** START GIVEN DATA **

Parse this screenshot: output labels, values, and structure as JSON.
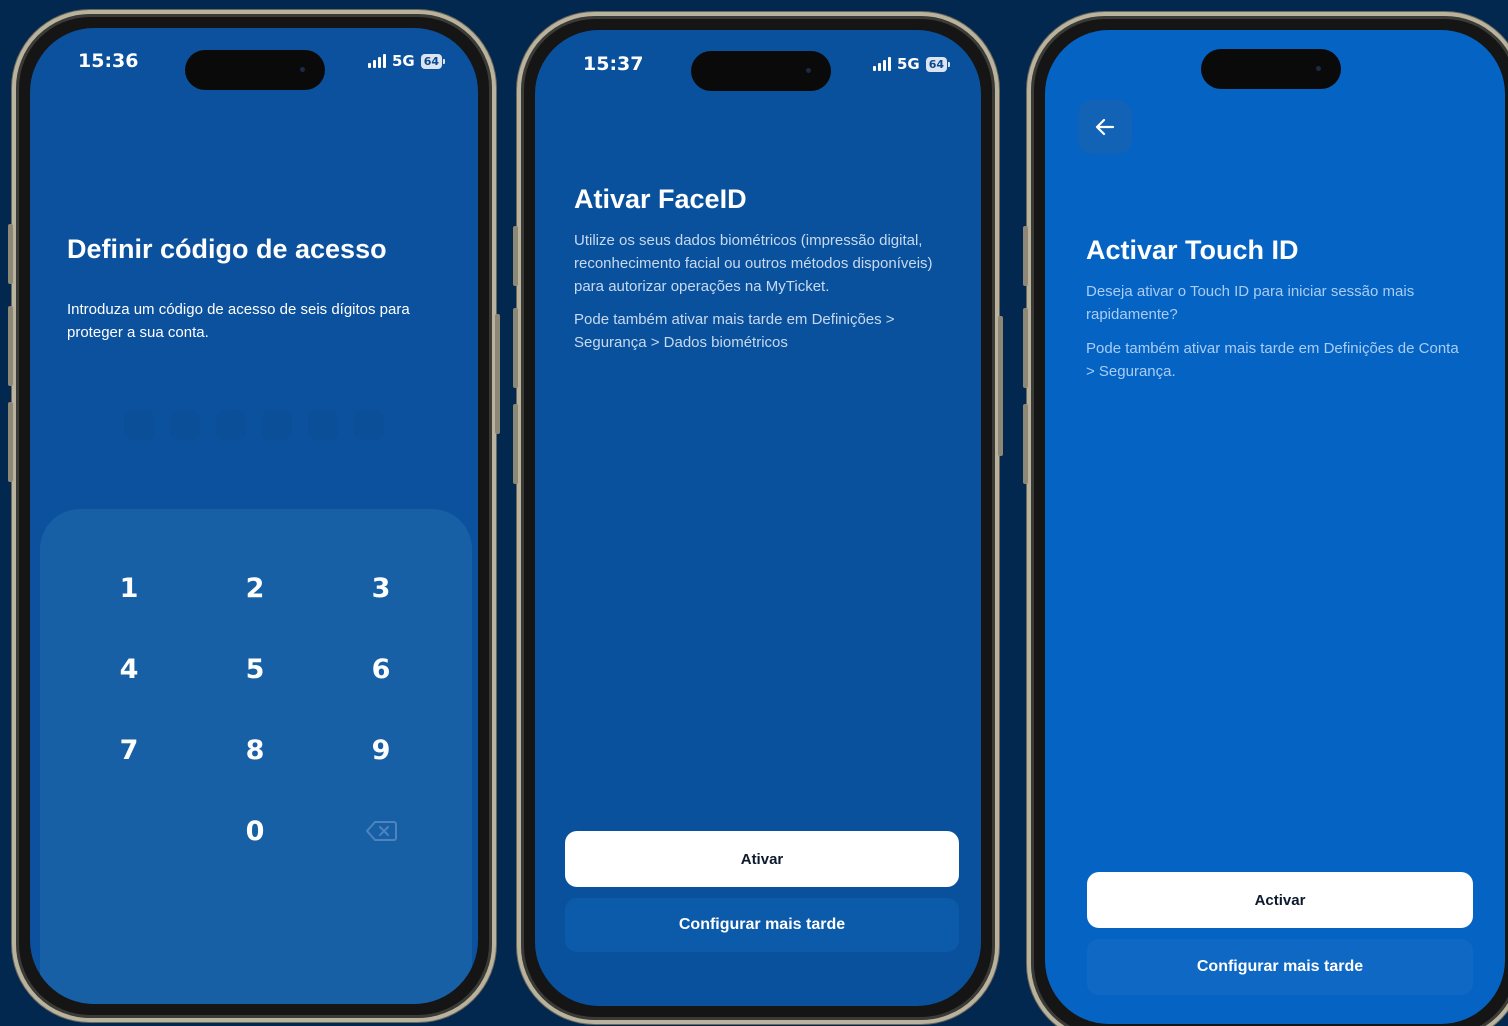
{
  "colors": {
    "background": "#03284f",
    "screen1_bg": "#0b519d",
    "screen2_bg": "#0a519d",
    "screen3_bg": "#0563c4",
    "keypad_bg": "#1760a6",
    "primary_button": "#ffffff",
    "secondary_button_2": "#0c5aaa",
    "secondary_button_3": "#0f68c3"
  },
  "screens": [
    {
      "status": {
        "time": "15:36",
        "network": "5G",
        "battery": "64"
      },
      "title": "Definir código de acesso",
      "description": "Introduza um código de acesso de seis dígitos para proteger a sua conta.",
      "pin_length": 6,
      "keypad": {
        "keys": [
          "1",
          "2",
          "3",
          "4",
          "5",
          "6",
          "7",
          "8",
          "9",
          "0"
        ],
        "delete_icon": "backspace-icon"
      }
    },
    {
      "status": {
        "time": "15:37",
        "network": "5G",
        "battery": "64"
      },
      "title": "Ativar FaceID",
      "description": "Utilize os seus dados biométricos (impressão digital, reconhecimento facial ou outros métodos disponíveis) para autorizar operações na MyTicket.",
      "note": "Pode também ativar mais tarde em Definições > Segurança > Dados biométricos",
      "primary_label": "Ativar",
      "secondary_label": "Configurar mais tarde"
    },
    {
      "back_icon": "arrow-left-icon",
      "title": "Activar Touch ID",
      "description": "Deseja ativar o Touch ID para iniciar sessão mais rapidamente?",
      "note": "Pode também ativar mais tarde em Definições de Conta > Segurança.",
      "primary_label": "Activar",
      "secondary_label": "Configurar mais tarde"
    }
  ]
}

** END GIVEN DATA **

DESCRIPTION OF THE TASK: Pictures in the records above are not copied; print everything else exactly.

EXERCISE RESPONSE:
Parse this screenshot: output labels, values, and structure as JSON.
{
  "colors": {
    "background": "#03284f",
    "screen1_bg": "#0b519d",
    "screen2_bg": "#0a519d",
    "screen3_bg": "#0563c4",
    "keypad_bg": "#1760a6",
    "primary_button": "#ffffff",
    "secondary_button_2": "#0c5aaa",
    "secondary_button_3": "#0f68c3"
  },
  "screens": [
    {
      "status": {
        "time": "15:36",
        "network": "5G",
        "battery": "64"
      },
      "title": "Definir código de acesso",
      "description": "Introduza um código de acesso de seis dígitos para proteger a sua conta.",
      "pin_length": 6,
      "keypad": {
        "keys": [
          "1",
          "2",
          "3",
          "4",
          "5",
          "6",
          "7",
          "8",
          "9",
          "0"
        ],
        "delete_icon": "backspace-icon"
      }
    },
    {
      "status": {
        "time": "15:37",
        "network": "5G",
        "battery": "64"
      },
      "title": "Ativar FaceID",
      "description": "Utilize os seus dados biométricos (impressão digital, reconhecimento facial ou outros métodos disponíveis) para autorizar operações na MyTicket.",
      "note": "Pode também ativar mais tarde em Definições > Segurança > Dados biométricos",
      "primary_label": "Ativar",
      "secondary_label": "Configurar mais tarde"
    },
    {
      "back_icon": "arrow-left-icon",
      "title": "Activar Touch ID",
      "description": "Deseja ativar o Touch ID para iniciar sessão mais rapidamente?",
      "note": "Pode também ativar mais tarde em Definições de Conta > Segurança.",
      "primary_label": "Activar",
      "secondary_label": "Configurar mais tarde"
    }
  ]
}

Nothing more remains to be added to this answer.